**What you are asked to do**
What you print must match the data line for line.

**Information given**
▼
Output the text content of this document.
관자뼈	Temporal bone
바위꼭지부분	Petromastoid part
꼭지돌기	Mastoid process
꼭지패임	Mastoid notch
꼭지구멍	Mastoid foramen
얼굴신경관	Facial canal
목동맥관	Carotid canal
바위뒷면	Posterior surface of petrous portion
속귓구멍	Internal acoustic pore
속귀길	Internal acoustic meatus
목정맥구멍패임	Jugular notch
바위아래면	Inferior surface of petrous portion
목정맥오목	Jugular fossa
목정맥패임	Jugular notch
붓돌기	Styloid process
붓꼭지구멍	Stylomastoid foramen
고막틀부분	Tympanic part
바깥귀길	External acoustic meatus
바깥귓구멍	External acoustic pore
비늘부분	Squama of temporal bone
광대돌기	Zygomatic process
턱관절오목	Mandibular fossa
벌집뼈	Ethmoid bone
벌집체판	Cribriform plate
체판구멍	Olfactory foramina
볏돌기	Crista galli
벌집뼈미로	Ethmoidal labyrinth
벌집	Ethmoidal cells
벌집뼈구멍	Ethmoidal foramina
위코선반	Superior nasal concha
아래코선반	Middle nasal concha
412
▲
**Task response**
Output the text content of this document.
관자뼈	Temporal bone
바위꼭지부분	Petromastoid part
꼭지돌기	Mastoid process
꼭지패임	Mastoid notch
꼭지구멍	Mastoid foramen
얼굴신경관	Facial canal
목동맥관	Carotid canal
바위뒷면	Posterior surface of petrous portion
속귓구멍	Internal acoustic pore
속귀길	Internal acoustic meatus
목정맥구멍패임	Jugular notch
바위아래면	Inferior surface of petrous portion
목정맥오목	Jugular fossa
목정맥패임	Jugular notch
붓돌기	Styloid process
붓꼭지구멍	Stylomastoid foramen
고막틀부분	Tympanic part
바깥귀길	External acoustic meatus
바깥귓구멍	External acoustic pore
비늘부분	Squama of temporal bone
광대돌기	Zygomatic process
턱관절오목	Mandibular fossa
벌집뼈	Ethmoid bone
벌집체판	Cribriform plate
체판구멍	Olfactory foramina
볏돌기	Crista galli
벌집뼈미로	Ethmoidal labyrinth
벌집	Ethmoidal cells
벌집뼈구멍	Ethmoidal foramina
위코선반	Superior nasal concha
아래코선반	Middle nasal concha
412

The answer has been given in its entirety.